*EXERCISE PROMPT*. Restate each line of the listing exactly, without carrying over any pictures.

*INPUT RECORDS*.
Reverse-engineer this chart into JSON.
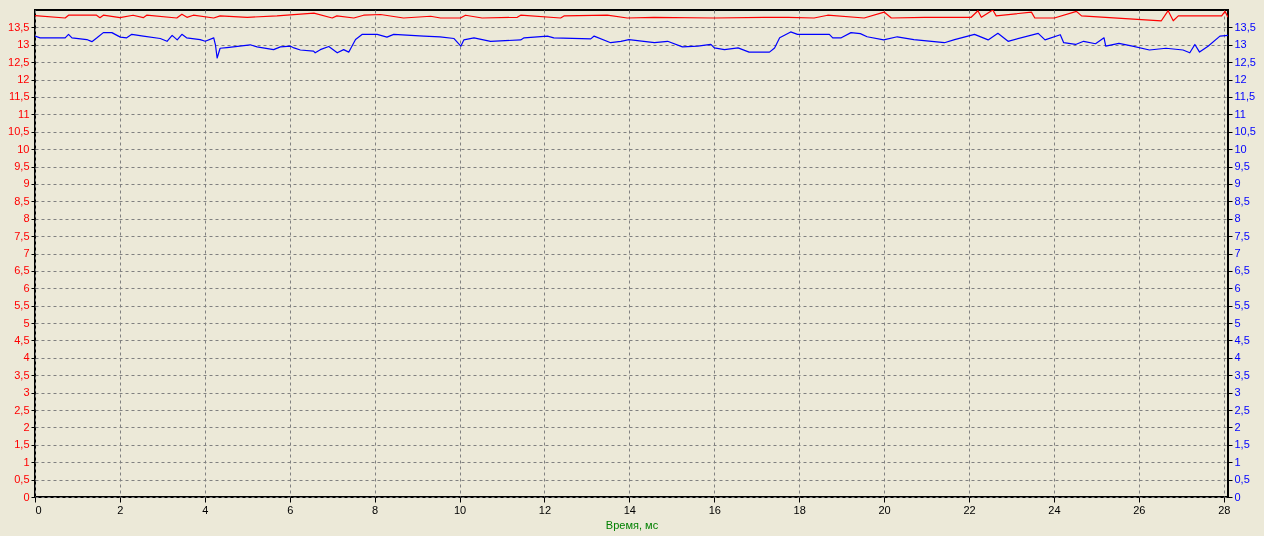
{
  "chart_data": {
    "type": "line",
    "xlabel": "Время, мс",
    "xlim": [
      0,
      28.1
    ],
    "xticks": [
      0,
      2,
      4,
      6,
      8,
      10,
      12,
      14,
      16,
      18,
      20,
      22,
      24,
      26,
      28
    ],
    "ylim": [
      0,
      14
    ],
    "yticks": [
      0,
      {
        "value": 0.5,
        "label": "0,5"
      },
      1,
      {
        "value": 1.5,
        "label": "1,5"
      },
      2,
      {
        "value": 2.5,
        "label": "2,5"
      },
      3,
      {
        "value": 3.5,
        "label": "3,5"
      },
      4,
      {
        "value": 4.5,
        "label": "4,5"
      },
      5,
      {
        "value": 5.5,
        "label": "5,5"
      },
      6,
      {
        "value": 6.5,
        "label": "6,5"
      },
      7,
      {
        "value": 7.5,
        "label": "7,5"
      },
      8,
      {
        "value": 8.5,
        "label": "8,5"
      },
      9,
      {
        "value": 9.5,
        "label": "9,5"
      },
      10,
      {
        "value": 10.5,
        "label": "10,5"
      },
      11,
      {
        "value": 11.5,
        "label": "11,5"
      },
      12,
      {
        "value": 12.5,
        "label": "12,5"
      },
      13,
      {
        "value": 13.5,
        "label": "13,5"
      }
    ],
    "y2lim": [
      0,
      14
    ],
    "y2ticks": [
      0,
      {
        "value": 0.5,
        "label": "0,5"
      },
      1,
      {
        "value": 1.5,
        "label": "1,5"
      },
      2,
      {
        "value": 2.5,
        "label": "2,5"
      },
      3,
      {
        "value": 3.5,
        "label": "3,5"
      },
      4,
      {
        "value": 4.5,
        "label": "4,5"
      },
      5,
      {
        "value": 5.5,
        "label": "5,5"
      },
      6,
      {
        "value": 6.5,
        "label": "6,5"
      },
      7,
      {
        "value": 7.5,
        "label": "7,5"
      },
      8,
      {
        "value": 8.5,
        "label": "8,5"
      },
      9,
      {
        "value": 9.5,
        "label": "9,5"
      },
      10,
      {
        "value": 10.5,
        "label": "10,5"
      },
      11,
      {
        "value": 11.5,
        "label": "11,5"
      },
      12,
      {
        "value": 12.5,
        "label": "12,5"
      },
      13,
      {
        "value": 13.5,
        "label": "13,5"
      }
    ],
    "grid": true,
    "series": [
      {
        "color": "#ff0000",
        "x": [
          0,
          0.71,
          0.79,
          1.45,
          1.53,
          1.61,
          2.0,
          2.31,
          2.55,
          2.63,
          3.34,
          3.46,
          3.58,
          3.73,
          4.21,
          4.36,
          5.0,
          5.7,
          6.57,
          7.0,
          7.11,
          7.51,
          7.74,
          8.14,
          8.68,
          9.32,
          9.55,
          10.02,
          10.14,
          10.53,
          11.36,
          11.44,
          12.38,
          12.46,
          13.48,
          13.95,
          14.58,
          16.0,
          17.17,
          17.74,
          18.35,
          18.67,
          19.53,
          20.0,
          20.17,
          20.95,
          22.05,
          22.21,
          22.29,
          22.56,
          22.64,
          23.47,
          23.55,
          24.01,
          24.53,
          24.65,
          26.53,
          26.69,
          26.81,
          26.93,
          27.95,
          28.03,
          28.1
        ],
        "values": [
          13.84,
          13.77,
          13.85,
          13.85,
          13.78,
          13.85,
          13.78,
          13.85,
          13.78,
          13.85,
          13.77,
          13.88,
          13.79,
          13.85,
          13.77,
          13.83,
          13.79,
          13.83,
          13.91,
          13.77,
          13.83,
          13.77,
          13.85,
          13.87,
          13.77,
          13.82,
          13.77,
          13.77,
          13.85,
          13.77,
          13.79,
          13.85,
          13.77,
          13.83,
          13.85,
          13.77,
          13.79,
          13.77,
          13.79,
          13.79,
          13.77,
          13.85,
          13.77,
          13.94,
          13.77,
          13.79,
          13.79,
          13.98,
          13.79,
          14.0,
          13.83,
          13.94,
          13.77,
          13.77,
          13.96,
          13.83,
          13.69,
          13.98,
          13.69,
          13.83,
          13.83,
          13.96,
          13.79
        ]
      },
      {
        "color": "#0000ff",
        "axis": "y2",
        "x": [
          0,
          0.12,
          0.71,
          0.79,
          0.87,
          1.22,
          1.34,
          1.46,
          1.61,
          1.81,
          2.01,
          2.16,
          2.28,
          2.55,
          2.95,
          3.11,
          3.23,
          3.35,
          3.46,
          3.57,
          3.89,
          4.01,
          4.21,
          4.25,
          4.29,
          4.36,
          4.52,
          5.07,
          5.23,
          5.62,
          5.78,
          6.02,
          6.1,
          6.25,
          6.56,
          6.6,
          6.72,
          6.92,
          7.12,
          7.27,
          7.39,
          7.43,
          7.55,
          7.71,
          8.06,
          8.29,
          8.45,
          9.16,
          9.54,
          9.87,
          10.03,
          10.1,
          10.34,
          10.73,
          11.44,
          11.52,
          12.07,
          12.22,
          13.09,
          13.17,
          13.56,
          13.8,
          13.99,
          14.59,
          14.9,
          15.25,
          15.61,
          15.92,
          16.0,
          16.24,
          16.56,
          16.82,
          17.3,
          17.42,
          17.54,
          17.8,
          17.96,
          18.71,
          18.79,
          18.99,
          19.22,
          19.44,
          19.6,
          19.99,
          20.31,
          20.7,
          21.42,
          21.66,
          22.13,
          22.45,
          22.68,
          22.92,
          23.63,
          23.79,
          24.15,
          24.23,
          24.51,
          24.7,
          24.98,
          25.18,
          25.22,
          25.53,
          25.85,
          26.25,
          26.64,
          27.04,
          27.2,
          27.32,
          27.43,
          27.63,
          27.91,
          28.1
        ],
        "values": [
          13.25,
          13.2,
          13.2,
          13.3,
          13.2,
          13.15,
          13.09,
          13.2,
          13.35,
          13.35,
          13.22,
          13.2,
          13.3,
          13.25,
          13.18,
          13.1,
          13.27,
          13.14,
          13.3,
          13.2,
          13.15,
          13.1,
          13.2,
          13.0,
          12.62,
          12.9,
          12.92,
          13.0,
          12.94,
          12.86,
          12.94,
          12.96,
          12.91,
          12.85,
          12.82,
          12.77,
          12.86,
          12.95,
          12.77,
          12.86,
          12.79,
          12.88,
          13.15,
          13.3,
          13.3,
          13.22,
          13.3,
          13.25,
          13.23,
          13.18,
          12.96,
          13.14,
          13.2,
          13.1,
          13.14,
          13.2,
          13.25,
          13.2,
          13.17,
          13.25,
          13.06,
          13.1,
          13.15,
          13.06,
          13.1,
          12.94,
          12.96,
          13.01,
          12.91,
          12.86,
          12.91,
          12.79,
          12.79,
          12.91,
          13.2,
          13.37,
          13.3,
          13.3,
          13.2,
          13.2,
          13.35,
          13.32,
          13.23,
          13.14,
          13.23,
          13.15,
          13.06,
          13.15,
          13.3,
          13.14,
          13.33,
          13.1,
          13.33,
          13.14,
          13.29,
          13.06,
          13.01,
          13.1,
          13.03,
          13.2,
          12.96,
          13.04,
          12.96,
          12.85,
          12.9,
          12.85,
          12.77,
          13.01,
          12.79,
          12.96,
          13.25,
          13.27
        ]
      }
    ]
  }
}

*FULL RESPONSE*.
Reverse-engineer this chart into JSON.
{
  "chart_data": {
    "type": "line",
    "xlabel": "Время, мс",
    "xlim": [
      0,
      28.1
    ],
    "xticks": [
      0,
      2,
      4,
      6,
      8,
      10,
      12,
      14,
      16,
      18,
      20,
      22,
      24,
      26,
      28
    ],
    "ylim": [
      0,
      14
    ],
    "yticks": [
      0,
      {
        "value": 0.5,
        "label": "0,5"
      },
      1,
      {
        "value": 1.5,
        "label": "1,5"
      },
      2,
      {
        "value": 2.5,
        "label": "2,5"
      },
      3,
      {
        "value": 3.5,
        "label": "3,5"
      },
      4,
      {
        "value": 4.5,
        "label": "4,5"
      },
      5,
      {
        "value": 5.5,
        "label": "5,5"
      },
      6,
      {
        "value": 6.5,
        "label": "6,5"
      },
      7,
      {
        "value": 7.5,
        "label": "7,5"
      },
      8,
      {
        "value": 8.5,
        "label": "8,5"
      },
      9,
      {
        "value": 9.5,
        "label": "9,5"
      },
      10,
      {
        "value": 10.5,
        "label": "10,5"
      },
      11,
      {
        "value": 11.5,
        "label": "11,5"
      },
      12,
      {
        "value": 12.5,
        "label": "12,5"
      },
      13,
      {
        "value": 13.5,
        "label": "13,5"
      }
    ],
    "y2lim": [
      0,
      14
    ],
    "y2ticks": [
      0,
      {
        "value": 0.5,
        "label": "0,5"
      },
      1,
      {
        "value": 1.5,
        "label": "1,5"
      },
      2,
      {
        "value": 2.5,
        "label": "2,5"
      },
      3,
      {
        "value": 3.5,
        "label": "3,5"
      },
      4,
      {
        "value": 4.5,
        "label": "4,5"
      },
      5,
      {
        "value": 5.5,
        "label": "5,5"
      },
      6,
      {
        "value": 6.5,
        "label": "6,5"
      },
      7,
      {
        "value": 7.5,
        "label": "7,5"
      },
      8,
      {
        "value": 8.5,
        "label": "8,5"
      },
      9,
      {
        "value": 9.5,
        "label": "9,5"
      },
      10,
      {
        "value": 10.5,
        "label": "10,5"
      },
      11,
      {
        "value": 11.5,
        "label": "11,5"
      },
      12,
      {
        "value": 12.5,
        "label": "12,5"
      },
      13,
      {
        "value": 13.5,
        "label": "13,5"
      }
    ],
    "grid": true,
    "series": [
      {
        "color": "#ff0000",
        "x": [
          0,
          0.71,
          0.79,
          1.45,
          1.53,
          1.61,
          2.0,
          2.31,
          2.55,
          2.63,
          3.34,
          3.46,
          3.58,
          3.73,
          4.21,
          4.36,
          5.0,
          5.7,
          6.57,
          7.0,
          7.11,
          7.51,
          7.74,
          8.14,
          8.68,
          9.32,
          9.55,
          10.02,
          10.14,
          10.53,
          11.36,
          11.44,
          12.38,
          12.46,
          13.48,
          13.95,
          14.58,
          16.0,
          17.17,
          17.74,
          18.35,
          18.67,
          19.53,
          20.0,
          20.17,
          20.95,
          22.05,
          22.21,
          22.29,
          22.56,
          22.64,
          23.47,
          23.55,
          24.01,
          24.53,
          24.65,
          26.53,
          26.69,
          26.81,
          26.93,
          27.95,
          28.03,
          28.1
        ],
        "values": [
          13.84,
          13.77,
          13.85,
          13.85,
          13.78,
          13.85,
          13.78,
          13.85,
          13.78,
          13.85,
          13.77,
          13.88,
          13.79,
          13.85,
          13.77,
          13.83,
          13.79,
          13.83,
          13.91,
          13.77,
          13.83,
          13.77,
          13.85,
          13.87,
          13.77,
          13.82,
          13.77,
          13.77,
          13.85,
          13.77,
          13.79,
          13.85,
          13.77,
          13.83,
          13.85,
          13.77,
          13.79,
          13.77,
          13.79,
          13.79,
          13.77,
          13.85,
          13.77,
          13.94,
          13.77,
          13.79,
          13.79,
          13.98,
          13.79,
          14.0,
          13.83,
          13.94,
          13.77,
          13.77,
          13.96,
          13.83,
          13.69,
          13.98,
          13.69,
          13.83,
          13.83,
          13.96,
          13.79
        ]
      },
      {
        "color": "#0000ff",
        "axis": "y2",
        "x": [
          0,
          0.12,
          0.71,
          0.79,
          0.87,
          1.22,
          1.34,
          1.46,
          1.61,
          1.81,
          2.01,
          2.16,
          2.28,
          2.55,
          2.95,
          3.11,
          3.23,
          3.35,
          3.46,
          3.57,
          3.89,
          4.01,
          4.21,
          4.25,
          4.29,
          4.36,
          4.52,
          5.07,
          5.23,
          5.62,
          5.78,
          6.02,
          6.1,
          6.25,
          6.56,
          6.6,
          6.72,
          6.92,
          7.12,
          7.27,
          7.39,
          7.43,
          7.55,
          7.71,
          8.06,
          8.29,
          8.45,
          9.16,
          9.54,
          9.87,
          10.03,
          10.1,
          10.34,
          10.73,
          11.44,
          11.52,
          12.07,
          12.22,
          13.09,
          13.17,
          13.56,
          13.8,
          13.99,
          14.59,
          14.9,
          15.25,
          15.61,
          15.92,
          16.0,
          16.24,
          16.56,
          16.82,
          17.3,
          17.42,
          17.54,
          17.8,
          17.96,
          18.71,
          18.79,
          18.99,
          19.22,
          19.44,
          19.6,
          19.99,
          20.31,
          20.7,
          21.42,
          21.66,
          22.13,
          22.45,
          22.68,
          22.92,
          23.63,
          23.79,
          24.15,
          24.23,
          24.51,
          24.7,
          24.98,
          25.18,
          25.22,
          25.53,
          25.85,
          26.25,
          26.64,
          27.04,
          27.2,
          27.32,
          27.43,
          27.63,
          27.91,
          28.1
        ],
        "values": [
          13.25,
          13.2,
          13.2,
          13.3,
          13.2,
          13.15,
          13.09,
          13.2,
          13.35,
          13.35,
          13.22,
          13.2,
          13.3,
          13.25,
          13.18,
          13.1,
          13.27,
          13.14,
          13.3,
          13.2,
          13.15,
          13.1,
          13.2,
          13.0,
          12.62,
          12.9,
          12.92,
          13.0,
          12.94,
          12.86,
          12.94,
          12.96,
          12.91,
          12.85,
          12.82,
          12.77,
          12.86,
          12.95,
          12.77,
          12.86,
          12.79,
          12.88,
          13.15,
          13.3,
          13.3,
          13.22,
          13.3,
          13.25,
          13.23,
          13.18,
          12.96,
          13.14,
          13.2,
          13.1,
          13.14,
          13.2,
          13.25,
          13.2,
          13.17,
          13.25,
          13.06,
          13.1,
          13.15,
          13.06,
          13.1,
          12.94,
          12.96,
          13.01,
          12.91,
          12.86,
          12.91,
          12.79,
          12.79,
          12.91,
          13.2,
          13.37,
          13.3,
          13.3,
          13.2,
          13.2,
          13.35,
          13.32,
          13.23,
          13.14,
          13.23,
          13.15,
          13.06,
          13.15,
          13.3,
          13.14,
          13.33,
          13.1,
          13.33,
          13.14,
          13.29,
          13.06,
          13.01,
          13.1,
          13.03,
          13.2,
          12.96,
          13.04,
          12.96,
          12.85,
          12.9,
          12.85,
          12.77,
          13.01,
          12.79,
          12.96,
          13.25,
          13.27
        ]
      }
    ]
  }
}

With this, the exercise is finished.